TASK OBJECTIVE: Copy out each line of the material below that holds the string "безв".
......
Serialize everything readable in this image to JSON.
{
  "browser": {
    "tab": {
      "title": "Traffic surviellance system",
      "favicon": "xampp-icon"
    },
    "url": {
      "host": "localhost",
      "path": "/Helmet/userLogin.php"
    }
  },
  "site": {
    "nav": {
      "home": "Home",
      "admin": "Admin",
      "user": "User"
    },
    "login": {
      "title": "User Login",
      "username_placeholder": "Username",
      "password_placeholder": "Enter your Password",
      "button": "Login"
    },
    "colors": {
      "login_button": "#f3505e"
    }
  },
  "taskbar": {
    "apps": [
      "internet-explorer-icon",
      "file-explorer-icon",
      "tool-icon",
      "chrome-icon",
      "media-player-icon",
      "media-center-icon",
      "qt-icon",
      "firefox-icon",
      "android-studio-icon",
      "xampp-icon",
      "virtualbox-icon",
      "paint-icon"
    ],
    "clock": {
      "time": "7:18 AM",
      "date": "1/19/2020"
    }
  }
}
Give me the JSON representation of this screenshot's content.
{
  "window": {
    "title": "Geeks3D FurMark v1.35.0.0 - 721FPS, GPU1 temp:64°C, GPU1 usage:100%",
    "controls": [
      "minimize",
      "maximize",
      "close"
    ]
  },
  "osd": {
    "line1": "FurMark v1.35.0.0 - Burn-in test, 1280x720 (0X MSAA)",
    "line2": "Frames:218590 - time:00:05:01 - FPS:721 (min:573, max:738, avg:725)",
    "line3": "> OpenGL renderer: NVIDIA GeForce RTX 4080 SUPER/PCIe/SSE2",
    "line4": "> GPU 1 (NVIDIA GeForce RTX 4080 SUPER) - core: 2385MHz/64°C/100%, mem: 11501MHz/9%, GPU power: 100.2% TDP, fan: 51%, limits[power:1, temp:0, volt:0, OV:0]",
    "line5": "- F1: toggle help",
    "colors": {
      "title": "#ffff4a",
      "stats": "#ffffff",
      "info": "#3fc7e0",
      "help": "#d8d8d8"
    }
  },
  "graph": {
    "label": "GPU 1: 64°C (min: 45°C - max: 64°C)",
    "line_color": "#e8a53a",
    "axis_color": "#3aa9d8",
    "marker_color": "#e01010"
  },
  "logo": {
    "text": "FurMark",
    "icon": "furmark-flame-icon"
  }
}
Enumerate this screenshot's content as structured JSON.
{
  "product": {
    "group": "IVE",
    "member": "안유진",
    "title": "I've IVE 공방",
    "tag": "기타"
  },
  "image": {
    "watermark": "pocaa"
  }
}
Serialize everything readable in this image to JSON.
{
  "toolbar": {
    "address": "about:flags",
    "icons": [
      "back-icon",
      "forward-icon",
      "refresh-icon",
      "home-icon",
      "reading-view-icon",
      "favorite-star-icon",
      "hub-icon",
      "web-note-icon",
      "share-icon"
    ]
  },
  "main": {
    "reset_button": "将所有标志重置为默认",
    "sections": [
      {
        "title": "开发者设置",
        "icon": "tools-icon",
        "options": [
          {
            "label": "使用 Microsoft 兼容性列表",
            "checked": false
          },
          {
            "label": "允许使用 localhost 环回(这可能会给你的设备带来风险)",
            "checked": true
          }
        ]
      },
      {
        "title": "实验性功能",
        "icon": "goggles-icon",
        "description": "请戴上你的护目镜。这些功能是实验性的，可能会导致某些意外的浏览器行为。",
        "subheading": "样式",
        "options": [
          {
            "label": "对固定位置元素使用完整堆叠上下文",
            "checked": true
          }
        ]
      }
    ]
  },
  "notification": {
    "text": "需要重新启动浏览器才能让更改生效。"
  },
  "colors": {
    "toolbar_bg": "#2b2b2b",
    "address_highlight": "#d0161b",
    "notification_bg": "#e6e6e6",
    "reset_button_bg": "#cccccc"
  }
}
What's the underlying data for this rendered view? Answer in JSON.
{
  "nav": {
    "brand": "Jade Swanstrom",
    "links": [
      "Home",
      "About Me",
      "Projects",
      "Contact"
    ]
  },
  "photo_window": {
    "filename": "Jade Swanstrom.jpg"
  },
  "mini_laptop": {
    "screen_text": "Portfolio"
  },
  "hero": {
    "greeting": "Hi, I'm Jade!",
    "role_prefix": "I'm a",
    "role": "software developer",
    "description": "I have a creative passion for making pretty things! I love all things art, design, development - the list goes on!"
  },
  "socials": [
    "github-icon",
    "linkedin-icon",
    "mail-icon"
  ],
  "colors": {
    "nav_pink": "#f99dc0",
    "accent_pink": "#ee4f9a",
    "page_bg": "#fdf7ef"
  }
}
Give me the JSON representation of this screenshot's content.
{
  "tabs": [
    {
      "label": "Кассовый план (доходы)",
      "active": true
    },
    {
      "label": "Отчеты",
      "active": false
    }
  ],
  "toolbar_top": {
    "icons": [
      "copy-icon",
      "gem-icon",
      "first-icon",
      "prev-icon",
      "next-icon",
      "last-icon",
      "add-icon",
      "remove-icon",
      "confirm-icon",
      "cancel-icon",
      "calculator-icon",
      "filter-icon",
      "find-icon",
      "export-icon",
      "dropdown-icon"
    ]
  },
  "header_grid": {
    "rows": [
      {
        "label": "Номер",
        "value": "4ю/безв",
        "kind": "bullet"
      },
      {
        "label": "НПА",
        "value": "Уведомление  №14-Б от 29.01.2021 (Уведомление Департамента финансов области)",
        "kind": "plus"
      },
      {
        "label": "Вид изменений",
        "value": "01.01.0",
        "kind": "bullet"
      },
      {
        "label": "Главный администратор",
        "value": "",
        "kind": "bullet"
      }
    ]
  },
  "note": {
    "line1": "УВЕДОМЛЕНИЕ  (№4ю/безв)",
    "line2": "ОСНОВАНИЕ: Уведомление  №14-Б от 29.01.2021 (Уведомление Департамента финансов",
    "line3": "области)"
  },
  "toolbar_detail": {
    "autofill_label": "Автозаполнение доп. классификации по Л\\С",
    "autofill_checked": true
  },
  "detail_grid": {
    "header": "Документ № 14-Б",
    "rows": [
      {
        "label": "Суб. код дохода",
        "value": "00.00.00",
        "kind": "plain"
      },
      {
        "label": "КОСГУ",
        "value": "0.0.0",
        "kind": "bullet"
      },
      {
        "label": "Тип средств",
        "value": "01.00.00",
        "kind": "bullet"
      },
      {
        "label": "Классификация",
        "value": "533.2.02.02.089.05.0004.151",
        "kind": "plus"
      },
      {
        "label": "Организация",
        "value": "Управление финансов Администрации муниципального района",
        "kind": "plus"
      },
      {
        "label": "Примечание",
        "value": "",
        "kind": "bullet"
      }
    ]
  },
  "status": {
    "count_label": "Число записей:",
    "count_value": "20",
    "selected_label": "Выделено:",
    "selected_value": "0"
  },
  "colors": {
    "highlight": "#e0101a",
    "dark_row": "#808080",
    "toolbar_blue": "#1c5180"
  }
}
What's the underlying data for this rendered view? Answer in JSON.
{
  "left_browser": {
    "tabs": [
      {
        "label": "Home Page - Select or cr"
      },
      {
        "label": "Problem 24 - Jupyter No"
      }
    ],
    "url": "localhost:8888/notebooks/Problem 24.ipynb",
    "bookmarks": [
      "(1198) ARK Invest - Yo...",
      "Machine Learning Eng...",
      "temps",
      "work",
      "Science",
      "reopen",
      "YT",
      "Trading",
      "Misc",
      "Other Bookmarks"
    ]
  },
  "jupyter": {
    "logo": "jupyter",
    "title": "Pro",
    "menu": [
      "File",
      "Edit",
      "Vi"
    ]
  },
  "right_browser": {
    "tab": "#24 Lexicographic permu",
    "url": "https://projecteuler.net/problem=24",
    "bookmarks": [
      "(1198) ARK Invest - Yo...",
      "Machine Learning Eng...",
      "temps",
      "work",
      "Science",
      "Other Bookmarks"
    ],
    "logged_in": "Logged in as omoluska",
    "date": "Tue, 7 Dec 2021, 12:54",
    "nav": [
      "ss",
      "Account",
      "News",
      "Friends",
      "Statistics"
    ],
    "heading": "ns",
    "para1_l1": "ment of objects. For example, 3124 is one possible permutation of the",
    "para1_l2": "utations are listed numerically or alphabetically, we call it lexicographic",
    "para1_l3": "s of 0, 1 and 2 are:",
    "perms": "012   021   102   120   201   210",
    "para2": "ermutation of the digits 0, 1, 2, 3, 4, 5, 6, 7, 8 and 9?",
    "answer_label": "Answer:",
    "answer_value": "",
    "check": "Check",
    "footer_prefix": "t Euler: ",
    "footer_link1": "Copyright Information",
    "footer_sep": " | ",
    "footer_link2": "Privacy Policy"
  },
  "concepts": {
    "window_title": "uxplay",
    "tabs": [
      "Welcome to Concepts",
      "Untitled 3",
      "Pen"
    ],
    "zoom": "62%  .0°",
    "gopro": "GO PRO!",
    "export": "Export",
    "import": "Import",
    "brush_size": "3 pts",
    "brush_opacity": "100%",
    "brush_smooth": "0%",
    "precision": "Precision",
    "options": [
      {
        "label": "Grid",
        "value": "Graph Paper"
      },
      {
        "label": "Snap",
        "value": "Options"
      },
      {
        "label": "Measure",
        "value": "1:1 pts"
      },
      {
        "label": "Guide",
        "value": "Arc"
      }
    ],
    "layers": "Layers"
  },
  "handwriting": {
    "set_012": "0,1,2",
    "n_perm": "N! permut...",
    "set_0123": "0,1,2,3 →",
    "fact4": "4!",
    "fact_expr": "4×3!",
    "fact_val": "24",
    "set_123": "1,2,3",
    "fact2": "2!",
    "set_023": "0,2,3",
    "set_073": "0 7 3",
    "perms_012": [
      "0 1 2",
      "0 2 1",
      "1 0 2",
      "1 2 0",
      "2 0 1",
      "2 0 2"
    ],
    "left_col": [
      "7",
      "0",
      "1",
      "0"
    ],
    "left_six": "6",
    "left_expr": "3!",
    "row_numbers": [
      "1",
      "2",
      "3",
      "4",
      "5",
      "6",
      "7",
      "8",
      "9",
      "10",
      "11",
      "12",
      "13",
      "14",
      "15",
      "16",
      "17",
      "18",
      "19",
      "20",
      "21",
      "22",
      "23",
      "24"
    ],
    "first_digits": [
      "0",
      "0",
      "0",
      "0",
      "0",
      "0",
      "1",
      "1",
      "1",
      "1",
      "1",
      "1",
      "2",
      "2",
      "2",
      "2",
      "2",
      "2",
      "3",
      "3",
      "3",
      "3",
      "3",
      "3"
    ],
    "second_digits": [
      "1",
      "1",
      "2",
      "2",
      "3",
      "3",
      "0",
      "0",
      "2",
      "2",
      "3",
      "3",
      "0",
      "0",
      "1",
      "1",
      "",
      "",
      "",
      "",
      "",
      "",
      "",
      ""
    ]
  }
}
......
TASK ANSWER:
        "value": "4ю/безв",
    "line1": "УВЕДОМЛЕНИЕ  (№4ю/безв)",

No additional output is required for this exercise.